◆ Provided data ◆
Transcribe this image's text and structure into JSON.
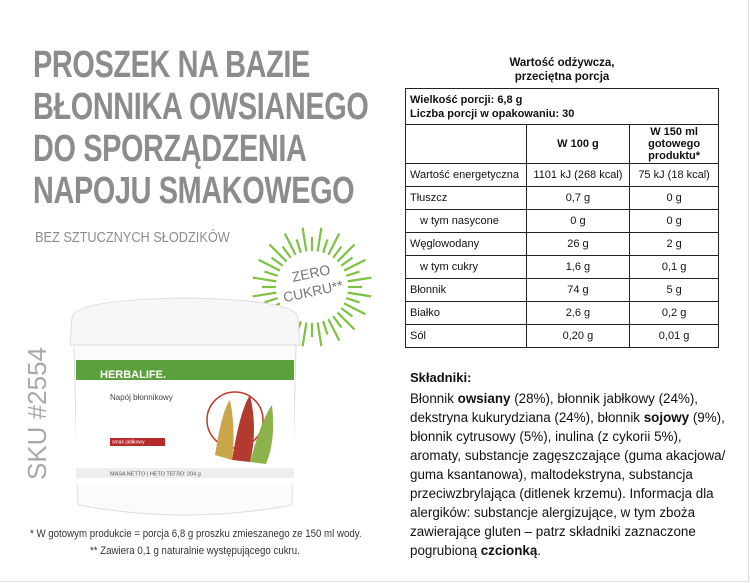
{
  "header": {
    "title_lines": [
      "PROSZEK NA BAZIE",
      "BŁONNIKA OWSIANEGO",
      "DO SPORZĄDZENIA",
      "NAPOJU SMAKOWEGO"
    ],
    "subtitle": "BEZ SZTUCZNYCH SŁODZIKÓW"
  },
  "badge": {
    "line1": "ZERO",
    "line2": "CUKRU**"
  },
  "product": {
    "brand": "HERBALIFE.",
    "name": "Napój błonnikowy",
    "flavor": "smak jabłkowy",
    "net": "MASA NETTO | НЕТО ТЕГЛО: 204 g",
    "sku": "SKU #2554"
  },
  "footnotes": [
    "* W gotowym produkcie = porcja 6,8 g proszku zmieszanego ze 150 ml wody.",
    "** Zawiera 0,1 g naturalnie występującego cukru."
  ],
  "table": {
    "caption_lines": [
      "Wartość odżywcza,",
      "przeciętna porcja"
    ],
    "serving": [
      "Wielkość porcji: 6,8 g",
      "Liczba porcji w opakowaniu: 30"
    ],
    "columns": [
      "W 100 g",
      "W 150 ml gotowego produktu*"
    ],
    "rows": [
      {
        "cells": [
          "Wartość energetyczna",
          "1101 kJ (268 kcal)",
          "75 kJ (18 kcal)"
        ],
        "indent": false
      },
      {
        "cells": [
          "Tłuszcz",
          "0,7 g",
          "0 g"
        ],
        "indent": false
      },
      {
        "cells": [
          "w tym nasycone",
          "0 g",
          "0 g"
        ],
        "indent": true
      },
      {
        "cells": [
          "Węglowodany",
          "26 g",
          "2 g"
        ],
        "indent": false
      },
      {
        "cells": [
          "w tym cukry",
          "1,6 g",
          "0,1 g"
        ],
        "indent": true
      },
      {
        "cells": [
          "Błonnik",
          "74 g",
          "5 g"
        ],
        "indent": false
      },
      {
        "cells": [
          "Białko",
          "2,6 g",
          "0,2 g"
        ],
        "indent": false
      },
      {
        "cells": [
          "Sól",
          "0,20 g",
          "0,01 g"
        ],
        "indent": false
      }
    ]
  },
  "ingredients": {
    "heading": "Składniki:",
    "segments": [
      {
        "text": "Błonnik ",
        "bold": false
      },
      {
        "text": "owsiany",
        "bold": true
      },
      {
        "text": " (28%), błonnik jabłkowy (24%), dekstryna kukurydziana (24%), błonnik ",
        "bold": false
      },
      {
        "text": "sojowy",
        "bold": true
      },
      {
        "text": " (9%), błonnik cytrusowy (5%), inulina (z cykorii 5%), aromaty, substancje zagęszczające (guma akacjowa/ guma ksantanowa), maltodekstryna, substancja przeciwzbrylająca (ditlenek krzemu). Informacja dla alergików: substancje alergizujące, w tym zboża zawierające gluten – patrz składniki zaznaczone pogrubioną ",
        "bold": false
      },
      {
        "text": "czcionką",
        "bold": true
      },
      {
        "text": ".",
        "bold": false
      }
    ]
  }
}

◆ Task to complete ◆
Repeat the listing verbatim. Skip the pictures.

◆ Written solution ◆
Transcribe this image's text and structure into JSON.
{
  "header": {
    "title_lines": [
      "PROSZEK NA BAZIE",
      "BŁONNIKA OWSIANEGO",
      "DO SPORZĄDZENIA",
      "NAPOJU SMAKOWEGO"
    ],
    "subtitle": "BEZ SZTUCZNYCH SŁODZIKÓW"
  },
  "badge": {
    "line1": "ZERO",
    "line2": "CUKRU**"
  },
  "product": {
    "brand": "HERBALIFE.",
    "name": "Napój błonnikowy",
    "flavor": "smak jabłkowy",
    "net": "MASA NETTO | НЕТО ТЕГЛО: 204 g",
    "sku": "SKU #2554"
  },
  "footnotes": [
    "* W gotowym produkcie = porcja 6,8 g proszku zmieszanego ze 150 ml wody.",
    "** Zawiera 0,1 g naturalnie występującego cukru."
  ],
  "table": {
    "caption_lines": [
      "Wartość odżywcza,",
      "przeciętna porcja"
    ],
    "serving": [
      "Wielkość porcji: 6,8 g",
      "Liczba porcji w opakowaniu: 30"
    ],
    "columns": [
      "W 100 g",
      "W 150 ml gotowego produktu*"
    ],
    "rows": [
      {
        "cells": [
          "Wartość energetyczna",
          "1101 kJ (268 kcal)",
          "75 kJ (18 kcal)"
        ],
        "indent": false
      },
      {
        "cells": [
          "Tłuszcz",
          "0,7 g",
          "0 g"
        ],
        "indent": false
      },
      {
        "cells": [
          "w tym nasycone",
          "0 g",
          "0 g"
        ],
        "indent": true
      },
      {
        "cells": [
          "Węglowodany",
          "26 g",
          "2 g"
        ],
        "indent": false
      },
      {
        "cells": [
          "w tym cukry",
          "1,6 g",
          "0,1 g"
        ],
        "indent": true
      },
      {
        "cells": [
          "Błonnik",
          "74 g",
          "5 g"
        ],
        "indent": false
      },
      {
        "cells": [
          "Białko",
          "2,6 g",
          "0,2 g"
        ],
        "indent": false
      },
      {
        "cells": [
          "Sól",
          "0,20 g",
          "0,01 g"
        ],
        "indent": false
      }
    ]
  },
  "ingredients": {
    "heading": "Składniki:",
    "segments": [
      {
        "text": "Błonnik ",
        "bold": false
      },
      {
        "text": "owsiany",
        "bold": true
      },
      {
        "text": " (28%), błonnik jabłkowy (24%), dekstryna kukurydziana (24%), błonnik ",
        "bold": false
      },
      {
        "text": "sojowy",
        "bold": true
      },
      {
        "text": " (9%), błonnik cytrusowy (5%), inulina (z cykorii 5%), aromaty, substancje zagęszczające (guma akacjowa/ guma ksantanowa), maltodekstryna, substancja przeciwzbrylająca (ditlenek krzemu). Informacja dla alergików: substancje alergizujące, w tym zboża zawierające gluten – patrz składniki zaznaczone pogrubioną ",
        "bold": false
      },
      {
        "text": "czcionką",
        "bold": true
      },
      {
        "text": ".",
        "bold": false
      }
    ]
  }
}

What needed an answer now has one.